Listing:
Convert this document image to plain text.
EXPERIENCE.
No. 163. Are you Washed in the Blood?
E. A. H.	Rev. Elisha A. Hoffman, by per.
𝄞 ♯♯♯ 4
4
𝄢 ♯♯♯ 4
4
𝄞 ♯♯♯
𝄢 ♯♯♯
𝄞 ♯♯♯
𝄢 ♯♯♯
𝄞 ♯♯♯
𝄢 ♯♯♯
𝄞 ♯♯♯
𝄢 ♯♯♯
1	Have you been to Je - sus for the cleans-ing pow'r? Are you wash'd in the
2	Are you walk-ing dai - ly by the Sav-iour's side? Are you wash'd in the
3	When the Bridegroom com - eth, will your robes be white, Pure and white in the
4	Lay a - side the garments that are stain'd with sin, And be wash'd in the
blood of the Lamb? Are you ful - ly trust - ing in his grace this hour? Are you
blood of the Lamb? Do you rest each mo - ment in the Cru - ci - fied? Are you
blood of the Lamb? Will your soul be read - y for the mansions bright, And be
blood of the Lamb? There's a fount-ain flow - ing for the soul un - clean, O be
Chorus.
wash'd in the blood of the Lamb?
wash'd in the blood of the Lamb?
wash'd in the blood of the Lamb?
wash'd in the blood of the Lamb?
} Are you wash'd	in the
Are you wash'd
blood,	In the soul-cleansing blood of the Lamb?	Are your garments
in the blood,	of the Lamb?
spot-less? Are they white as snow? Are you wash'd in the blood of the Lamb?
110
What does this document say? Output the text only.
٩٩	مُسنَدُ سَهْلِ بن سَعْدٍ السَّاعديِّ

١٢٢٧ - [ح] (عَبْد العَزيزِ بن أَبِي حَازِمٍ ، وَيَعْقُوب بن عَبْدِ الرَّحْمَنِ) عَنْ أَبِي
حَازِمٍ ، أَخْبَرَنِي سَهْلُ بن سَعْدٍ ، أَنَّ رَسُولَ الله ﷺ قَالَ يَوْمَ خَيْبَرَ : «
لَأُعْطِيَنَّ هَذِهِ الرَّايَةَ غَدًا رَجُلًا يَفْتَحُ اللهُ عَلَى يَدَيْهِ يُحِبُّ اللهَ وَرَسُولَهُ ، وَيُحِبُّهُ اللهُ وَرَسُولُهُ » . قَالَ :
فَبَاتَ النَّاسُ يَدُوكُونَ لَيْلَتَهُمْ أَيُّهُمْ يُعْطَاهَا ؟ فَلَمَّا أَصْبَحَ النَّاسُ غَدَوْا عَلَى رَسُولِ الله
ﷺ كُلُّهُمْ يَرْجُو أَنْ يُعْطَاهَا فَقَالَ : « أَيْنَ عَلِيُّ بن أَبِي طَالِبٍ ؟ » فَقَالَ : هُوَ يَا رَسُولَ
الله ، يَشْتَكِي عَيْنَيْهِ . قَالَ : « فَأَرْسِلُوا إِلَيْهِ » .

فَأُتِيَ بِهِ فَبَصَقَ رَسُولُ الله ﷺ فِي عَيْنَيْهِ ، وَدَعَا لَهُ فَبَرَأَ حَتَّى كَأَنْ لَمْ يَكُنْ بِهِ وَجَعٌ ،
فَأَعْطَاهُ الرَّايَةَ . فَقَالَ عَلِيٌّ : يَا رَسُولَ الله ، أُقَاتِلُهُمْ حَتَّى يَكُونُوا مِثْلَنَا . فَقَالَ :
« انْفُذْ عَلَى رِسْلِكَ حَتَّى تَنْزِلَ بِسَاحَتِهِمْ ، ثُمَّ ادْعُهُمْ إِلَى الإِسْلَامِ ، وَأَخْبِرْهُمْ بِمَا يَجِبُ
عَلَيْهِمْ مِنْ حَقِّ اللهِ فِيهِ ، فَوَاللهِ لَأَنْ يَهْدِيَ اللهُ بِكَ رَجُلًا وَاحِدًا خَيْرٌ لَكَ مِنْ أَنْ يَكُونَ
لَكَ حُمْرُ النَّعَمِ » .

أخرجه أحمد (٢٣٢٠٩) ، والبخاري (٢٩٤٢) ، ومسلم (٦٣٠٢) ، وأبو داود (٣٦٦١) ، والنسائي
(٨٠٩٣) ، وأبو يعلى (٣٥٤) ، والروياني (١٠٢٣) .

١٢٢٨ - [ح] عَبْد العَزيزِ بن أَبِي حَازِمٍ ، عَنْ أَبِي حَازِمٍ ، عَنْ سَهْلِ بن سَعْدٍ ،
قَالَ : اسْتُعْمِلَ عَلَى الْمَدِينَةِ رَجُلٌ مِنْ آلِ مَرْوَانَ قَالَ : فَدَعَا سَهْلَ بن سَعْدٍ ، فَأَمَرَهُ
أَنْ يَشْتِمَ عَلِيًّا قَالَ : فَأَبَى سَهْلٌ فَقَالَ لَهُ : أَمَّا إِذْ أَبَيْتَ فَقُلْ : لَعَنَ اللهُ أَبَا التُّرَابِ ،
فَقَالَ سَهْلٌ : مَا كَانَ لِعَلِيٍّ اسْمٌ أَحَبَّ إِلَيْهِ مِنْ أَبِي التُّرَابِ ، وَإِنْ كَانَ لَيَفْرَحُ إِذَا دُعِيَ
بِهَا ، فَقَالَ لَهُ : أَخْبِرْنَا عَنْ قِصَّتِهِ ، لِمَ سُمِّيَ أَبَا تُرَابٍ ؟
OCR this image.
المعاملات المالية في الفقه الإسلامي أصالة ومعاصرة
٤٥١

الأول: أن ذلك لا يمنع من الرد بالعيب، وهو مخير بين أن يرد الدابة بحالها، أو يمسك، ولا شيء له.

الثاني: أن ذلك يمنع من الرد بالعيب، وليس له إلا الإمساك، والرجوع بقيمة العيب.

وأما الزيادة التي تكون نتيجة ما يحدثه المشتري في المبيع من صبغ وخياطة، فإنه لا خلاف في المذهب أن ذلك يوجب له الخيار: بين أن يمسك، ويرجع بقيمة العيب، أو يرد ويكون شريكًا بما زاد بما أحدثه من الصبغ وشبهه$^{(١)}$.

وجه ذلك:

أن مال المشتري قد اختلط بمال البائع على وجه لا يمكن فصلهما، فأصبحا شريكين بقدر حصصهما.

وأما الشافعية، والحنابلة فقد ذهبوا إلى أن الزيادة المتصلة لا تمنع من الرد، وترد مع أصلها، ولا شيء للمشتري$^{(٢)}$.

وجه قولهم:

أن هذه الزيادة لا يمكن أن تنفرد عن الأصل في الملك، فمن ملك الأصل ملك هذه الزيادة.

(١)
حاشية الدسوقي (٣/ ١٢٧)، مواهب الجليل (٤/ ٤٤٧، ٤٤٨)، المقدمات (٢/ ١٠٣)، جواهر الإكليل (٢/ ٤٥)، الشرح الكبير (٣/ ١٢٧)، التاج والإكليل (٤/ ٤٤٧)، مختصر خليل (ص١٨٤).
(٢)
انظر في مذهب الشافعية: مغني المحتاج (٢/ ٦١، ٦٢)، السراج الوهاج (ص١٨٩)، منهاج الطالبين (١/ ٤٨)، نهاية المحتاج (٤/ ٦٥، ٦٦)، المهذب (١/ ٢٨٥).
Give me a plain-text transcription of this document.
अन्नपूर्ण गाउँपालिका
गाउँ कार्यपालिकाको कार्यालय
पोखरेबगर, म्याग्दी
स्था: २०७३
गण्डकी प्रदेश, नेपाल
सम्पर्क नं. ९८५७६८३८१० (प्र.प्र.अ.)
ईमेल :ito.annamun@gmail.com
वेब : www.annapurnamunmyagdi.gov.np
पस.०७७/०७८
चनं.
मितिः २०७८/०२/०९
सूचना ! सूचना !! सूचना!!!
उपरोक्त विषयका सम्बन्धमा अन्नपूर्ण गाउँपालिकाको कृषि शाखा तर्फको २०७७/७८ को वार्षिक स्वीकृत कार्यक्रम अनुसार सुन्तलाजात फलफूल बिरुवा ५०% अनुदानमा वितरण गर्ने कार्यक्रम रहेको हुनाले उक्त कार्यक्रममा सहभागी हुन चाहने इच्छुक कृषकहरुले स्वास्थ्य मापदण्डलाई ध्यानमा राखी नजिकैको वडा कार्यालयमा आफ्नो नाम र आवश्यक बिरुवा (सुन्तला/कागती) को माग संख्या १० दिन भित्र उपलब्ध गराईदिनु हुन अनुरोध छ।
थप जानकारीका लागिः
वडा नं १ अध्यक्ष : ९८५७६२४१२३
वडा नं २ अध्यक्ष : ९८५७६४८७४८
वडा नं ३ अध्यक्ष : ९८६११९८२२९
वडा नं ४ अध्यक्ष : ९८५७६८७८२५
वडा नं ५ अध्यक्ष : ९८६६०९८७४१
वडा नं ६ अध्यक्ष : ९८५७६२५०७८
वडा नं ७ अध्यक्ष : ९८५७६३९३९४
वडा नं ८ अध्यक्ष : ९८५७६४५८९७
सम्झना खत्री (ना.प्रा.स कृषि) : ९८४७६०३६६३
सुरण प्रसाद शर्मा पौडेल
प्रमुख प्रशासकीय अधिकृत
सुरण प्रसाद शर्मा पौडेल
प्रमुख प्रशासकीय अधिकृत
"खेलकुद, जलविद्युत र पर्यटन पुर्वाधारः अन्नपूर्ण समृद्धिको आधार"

Directive:
From the listing above, pick out every line containing "الزيادة".

Solution to this task:
وأما الزيادة التي تكون نتيجة ما يحدثه المشتري في المبيع من صبغ وخياطة، فإنه لا خلاف في المذهب أن ذلك يوجب له الخيار: بين أن يمسك، ويرجع بقيمة العيب، أو يرد ويكون شريكًا بما زاد بما أحدثه من الصبغ وشبهه$^{(١)}$.
وأما الشافعية، والحنابلة فقد ذهبوا إلى أن الزيادة المتصلة لا تمنع من الرد، وترد مع أصلها، ولا شيء للمشتري$^{(٢)}$.
أن هذه الزيادة لا يمكن أن تنفرد عن الأصل في الملك، فمن ملك الأصل ملك هذه الزيادة.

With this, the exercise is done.